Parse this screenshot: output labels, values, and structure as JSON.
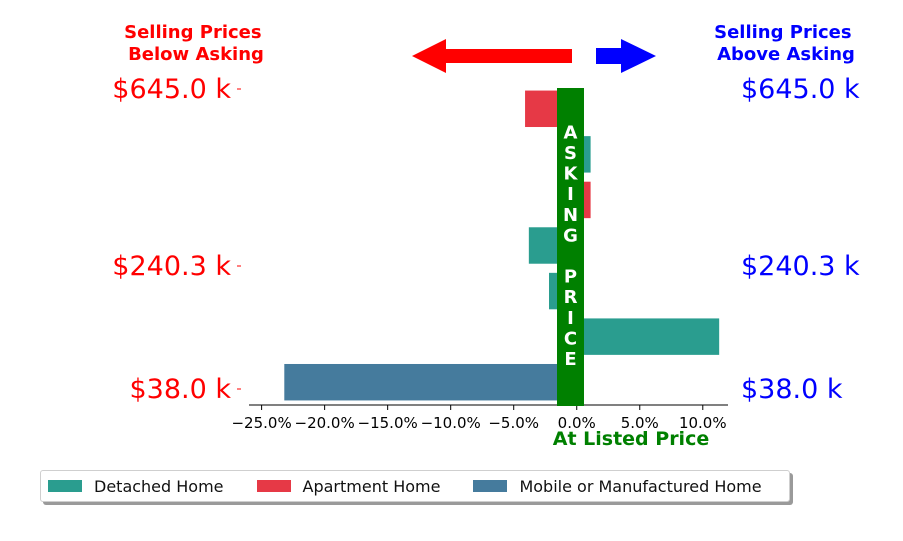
{
  "chart_data": {
    "type": "bar",
    "orientation": "horizontal",
    "xlim": [
      -26.0,
      12.0
    ],
    "x_ticks": [
      -25,
      -20,
      -15,
      -10,
      -5,
      0,
      5,
      10
    ],
    "x_tick_labels": [
      "−25.0%",
      "−20.0%",
      "−15.0%",
      "−10.0%",
      "−5.0%",
      "0.0%",
      "5.0%",
      "10.0%"
    ],
    "xlabel": "At Listed Price",
    "left_title": "Selling Prices\nBelow Asking",
    "right_title": "Selling Prices\nAbove Asking",
    "y_tick_labels": [
      "$645.0 k",
      "$240.3 k",
      "$38.0 k"
    ],
    "center_label": "ASKING PRICE",
    "bars": [
      {
        "series": "Apartment Home",
        "value": -4.1
      },
      {
        "series": "Detached Home",
        "value": 1.1
      },
      {
        "series": "Apartment Home",
        "value": 1.1
      },
      {
        "series": "Detached Home",
        "value": -3.8
      },
      {
        "series": "Detached Home",
        "value": -2.2
      },
      {
        "series": "Detached Home",
        "value": 11.3
      },
      {
        "series": "Mobile or Manufactured Home",
        "value": -23.2
      }
    ],
    "legend": [
      {
        "name": "Detached Home",
        "color": "#2a9d8f"
      },
      {
        "name": "Apartment Home",
        "color": "#e63946"
      },
      {
        "name": "Mobile or Manufactured Home",
        "color": "#457b9d"
      }
    ],
    "colors": {
      "below": "#ff0000",
      "above": "#0000ff",
      "asking": "#008000"
    }
  }
}
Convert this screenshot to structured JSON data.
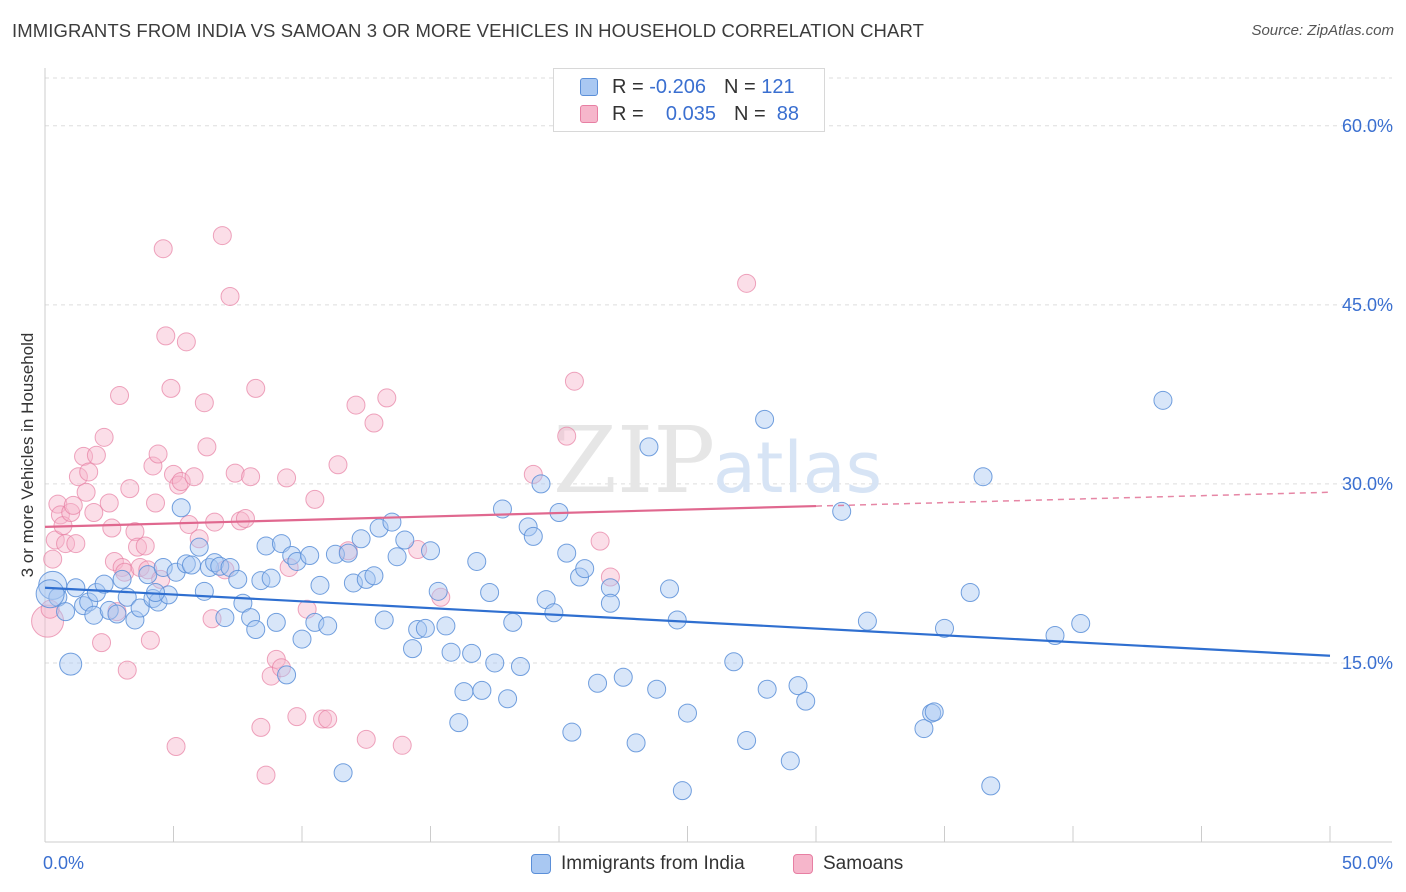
{
  "title": "IMMIGRANTS FROM INDIA VS SAMOAN 3 OR MORE VEHICLES IN HOUSEHOLD CORRELATION CHART",
  "source": "Source: ZipAtlas.com",
  "watermark": {
    "zip": "ZIP",
    "atlas": "atlas"
  },
  "legend": {
    "r_label": "R =",
    "n_label": "N =",
    "rows": [
      {
        "r": "-0.206",
        "n": "121"
      },
      {
        "r": "0.035",
        "n": "88"
      }
    ]
  },
  "colors": {
    "india_fill": "#a9c8f2",
    "india_stroke": "#5b8fd8",
    "india_line": "#2f6fd0",
    "samoan_fill": "#f6b6cb",
    "samoan_stroke": "#e77fa3",
    "samoan_line": "#e0688f",
    "tick_label": "#3a6fd0",
    "grid": "#dddddd"
  },
  "chart_data": {
    "type": "scatter",
    "title": "IMMIGRANTS FROM INDIA VS SAMOAN 3 OR MORE VEHICLES IN HOUSEHOLD CORRELATION CHART",
    "xlabel": "",
    "ylabel": "3 or more Vehicles in Household",
    "xlim": [
      0,
      50
    ],
    "ylim": [
      0,
      64
    ],
    "x_tick_labels": [
      "0.0%",
      "50.0%"
    ],
    "y_ticks": [
      15,
      30,
      45,
      60
    ],
    "y_tick_labels": [
      "15.0%",
      "30.0%",
      "45.0%",
      "60.0%"
    ],
    "grid": true,
    "legend_position": "top-center",
    "series": [
      {
        "name": "Immigrants from India",
        "r": -0.206,
        "n": 121,
        "trend": {
          "x": [
            0,
            50
          ],
          "y": [
            21.3,
            15.6
          ],
          "dashed_from": null
        },
        "points": [
          [
            0.3,
            21.5
          ],
          [
            0.5,
            20.5
          ],
          [
            0.8,
            19.3
          ],
          [
            1.0,
            14.9
          ],
          [
            1.2,
            21.3
          ],
          [
            1.5,
            19.8
          ],
          [
            1.7,
            20.1
          ],
          [
            1.9,
            19.0
          ],
          [
            2.0,
            20.9
          ],
          [
            2.3,
            21.6
          ],
          [
            2.5,
            19.4
          ],
          [
            2.8,
            19.1
          ],
          [
            3.0,
            22.0
          ],
          [
            3.2,
            20.5
          ],
          [
            3.5,
            18.6
          ],
          [
            3.7,
            19.6
          ],
          [
            4.0,
            22.4
          ],
          [
            4.2,
            20.4
          ],
          [
            4.4,
            20.1
          ],
          [
            4.6,
            23.0
          ],
          [
            4.8,
            20.7
          ],
          [
            5.1,
            22.6
          ],
          [
            5.3,
            28.0
          ],
          [
            5.5,
            23.3
          ],
          [
            5.7,
            23.2
          ],
          [
            6.0,
            24.7
          ],
          [
            6.2,
            21.0
          ],
          [
            6.4,
            23.0
          ],
          [
            6.6,
            23.4
          ],
          [
            6.8,
            23.1
          ],
          [
            7.0,
            18.8
          ],
          [
            7.2,
            23.0
          ],
          [
            7.5,
            22.0
          ],
          [
            7.7,
            20.0
          ],
          [
            8.0,
            18.8
          ],
          [
            8.2,
            17.8
          ],
          [
            8.4,
            21.9
          ],
          [
            8.6,
            24.8
          ],
          [
            8.8,
            22.1
          ],
          [
            9.0,
            18.4
          ],
          [
            9.2,
            25.0
          ],
          [
            9.4,
            14.0
          ],
          [
            9.6,
            24.0
          ],
          [
            9.8,
            23.5
          ],
          [
            10.0,
            17.0
          ],
          [
            10.3,
            24.0
          ],
          [
            10.5,
            18.4
          ],
          [
            10.7,
            21.5
          ],
          [
            11.0,
            18.1
          ],
          [
            11.3,
            24.1
          ],
          [
            11.6,
            5.8
          ],
          [
            11.8,
            24.2
          ],
          [
            12.0,
            21.7
          ],
          [
            12.3,
            25.4
          ],
          [
            12.5,
            22.0
          ],
          [
            12.8,
            22.3
          ],
          [
            13.0,
            26.3
          ],
          [
            13.2,
            18.6
          ],
          [
            13.5,
            26.8
          ],
          [
            13.7,
            23.9
          ],
          [
            14.0,
            25.3
          ],
          [
            14.3,
            16.2
          ],
          [
            14.5,
            17.8
          ],
          [
            14.8,
            17.9
          ],
          [
            15.0,
            24.4
          ],
          [
            15.3,
            21.0
          ],
          [
            15.6,
            18.1
          ],
          [
            15.8,
            15.9
          ],
          [
            16.1,
            10.0
          ],
          [
            16.3,
            12.6
          ],
          [
            16.6,
            15.8
          ],
          [
            16.8,
            23.5
          ],
          [
            17.0,
            12.7
          ],
          [
            17.3,
            20.9
          ],
          [
            17.5,
            15.0
          ],
          [
            17.8,
            27.9
          ],
          [
            18.0,
            12.0
          ],
          [
            18.2,
            18.4
          ],
          [
            18.5,
            14.7
          ],
          [
            18.8,
            26.4
          ],
          [
            19.0,
            25.6
          ],
          [
            19.3,
            30.0
          ],
          [
            19.5,
            20.3
          ],
          [
            19.8,
            19.2
          ],
          [
            20.0,
            27.6
          ],
          [
            20.3,
            24.2
          ],
          [
            20.5,
            9.2
          ],
          [
            20.8,
            22.2
          ],
          [
            21.0,
            22.9
          ],
          [
            21.5,
            13.3
          ],
          [
            22.0,
            21.3
          ],
          [
            22.0,
            20.0
          ],
          [
            22.5,
            13.8
          ],
          [
            23.0,
            8.3
          ],
          [
            23.5,
            33.1
          ],
          [
            23.8,
            12.8
          ],
          [
            24.3,
            21.2
          ],
          [
            24.6,
            18.6
          ],
          [
            24.8,
            4.3
          ],
          [
            25.0,
            10.8
          ],
          [
            26.8,
            15.1
          ],
          [
            27.3,
            8.5
          ],
          [
            28.0,
            35.4
          ],
          [
            28.1,
            12.8
          ],
          [
            29.0,
            6.8
          ],
          [
            29.3,
            13.1
          ],
          [
            29.6,
            11.8
          ],
          [
            31.0,
            27.7
          ],
          [
            32.0,
            18.5
          ],
          [
            34.2,
            9.5
          ],
          [
            34.5,
            10.8
          ],
          [
            34.6,
            10.9
          ],
          [
            35.0,
            17.9
          ],
          [
            36.0,
            20.9
          ],
          [
            36.5,
            30.6
          ],
          [
            36.8,
            4.7
          ],
          [
            39.3,
            17.3
          ],
          [
            40.3,
            18.3
          ],
          [
            43.5,
            37.0
          ],
          [
            4.3,
            20.9
          ],
          [
            0.2,
            20.8
          ]
        ]
      },
      {
        "name": "Samoans",
        "r": 0.035,
        "n": 88,
        "trend": {
          "x": [
            0,
            50
          ],
          "y": [
            26.4,
            29.3
          ],
          "dashed_from": 30
        },
        "points": [
          [
            0.1,
            18.5
          ],
          [
            0.3,
            23.7
          ],
          [
            0.4,
            25.3
          ],
          [
            0.5,
            28.3
          ],
          [
            0.6,
            27.4
          ],
          [
            0.7,
            26.5
          ],
          [
            0.8,
            25.0
          ],
          [
            1.0,
            27.6
          ],
          [
            1.1,
            28.2
          ],
          [
            1.2,
            25.0
          ],
          [
            1.3,
            30.6
          ],
          [
            1.5,
            32.3
          ],
          [
            1.6,
            29.3
          ],
          [
            1.7,
            31.0
          ],
          [
            1.9,
            27.6
          ],
          [
            2.0,
            32.4
          ],
          [
            2.2,
            16.7
          ],
          [
            2.3,
            33.9
          ],
          [
            2.5,
            28.4
          ],
          [
            2.6,
            26.3
          ],
          [
            2.7,
            23.5
          ],
          [
            2.8,
            19.3
          ],
          [
            2.9,
            37.4
          ],
          [
            3.0,
            23.0
          ],
          [
            3.1,
            22.6
          ],
          [
            3.2,
            14.4
          ],
          [
            3.3,
            29.6
          ],
          [
            3.5,
            26.0
          ],
          [
            3.6,
            24.7
          ],
          [
            3.7,
            23.0
          ],
          [
            3.9,
            24.8
          ],
          [
            4.0,
            22.8
          ],
          [
            4.1,
            16.9
          ],
          [
            4.2,
            31.5
          ],
          [
            4.3,
            28.4
          ],
          [
            4.4,
            32.5
          ],
          [
            4.5,
            22.0
          ],
          [
            4.6,
            49.7
          ],
          [
            4.7,
            42.4
          ],
          [
            4.9,
            38.0
          ],
          [
            5.0,
            30.8
          ],
          [
            5.1,
            8.0
          ],
          [
            5.2,
            29.9
          ],
          [
            5.3,
            30.2
          ],
          [
            5.5,
            41.9
          ],
          [
            5.6,
            26.6
          ],
          [
            5.8,
            30.6
          ],
          [
            6.0,
            25.4
          ],
          [
            6.2,
            36.8
          ],
          [
            6.3,
            33.1
          ],
          [
            6.5,
            18.7
          ],
          [
            6.6,
            26.8
          ],
          [
            6.9,
            50.8
          ],
          [
            7.0,
            22.8
          ],
          [
            7.2,
            45.7
          ],
          [
            7.4,
            30.9
          ],
          [
            7.6,
            26.9
          ],
          [
            7.8,
            27.1
          ],
          [
            8.0,
            30.6
          ],
          [
            8.2,
            38.0
          ],
          [
            8.4,
            9.6
          ],
          [
            8.6,
            5.6
          ],
          [
            8.8,
            13.9
          ],
          [
            9.0,
            15.3
          ],
          [
            9.2,
            14.6
          ],
          [
            9.4,
            30.5
          ],
          [
            9.5,
            23.0
          ],
          [
            9.8,
            10.5
          ],
          [
            10.2,
            19.5
          ],
          [
            10.5,
            28.7
          ],
          [
            10.8,
            10.3
          ],
          [
            11.0,
            10.3
          ],
          [
            11.4,
            31.6
          ],
          [
            11.8,
            24.4
          ],
          [
            12.1,
            36.6
          ],
          [
            12.5,
            8.6
          ],
          [
            12.8,
            35.1
          ],
          [
            13.3,
            37.2
          ],
          [
            13.9,
            8.1
          ],
          [
            14.5,
            24.5
          ],
          [
            15.4,
            20.5
          ],
          [
            19.0,
            30.8
          ],
          [
            20.3,
            34.0
          ],
          [
            20.6,
            38.6
          ],
          [
            21.6,
            25.2
          ],
          [
            22.0,
            22.2
          ],
          [
            27.3,
            46.8
          ],
          [
            0.2,
            19.5
          ]
        ]
      }
    ]
  },
  "bottom_legend": {
    "items": [
      {
        "label": "Immigrants from India"
      },
      {
        "label": "Samoans"
      }
    ]
  }
}
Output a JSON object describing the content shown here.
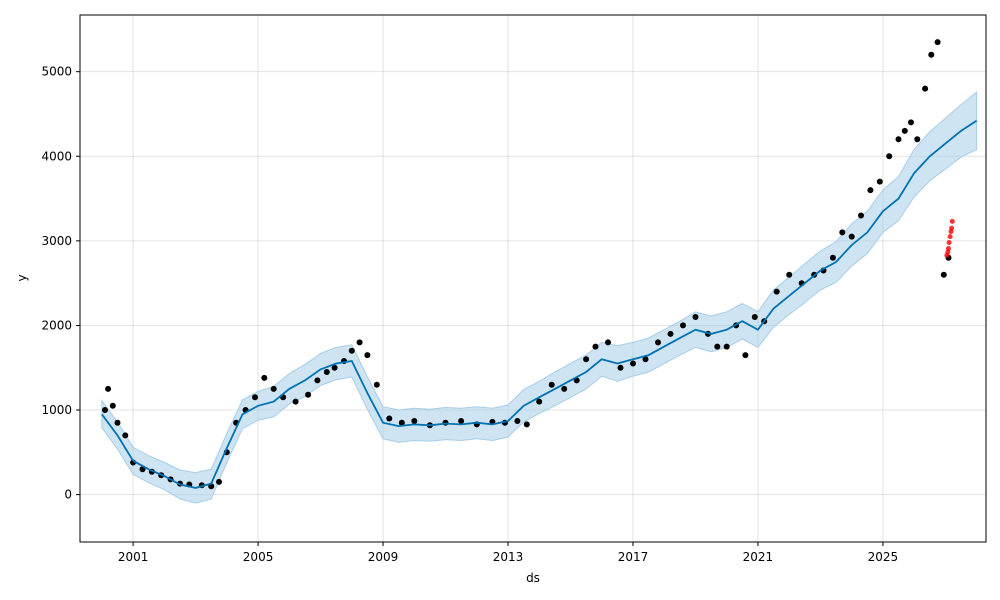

* _Your objective_: All lines holding the word "Manufactured" should be picked out and copied.

* _Response_:
        "series": "Mobile or Manufactured Home",
        "name": "Mobile or Manufactured Home",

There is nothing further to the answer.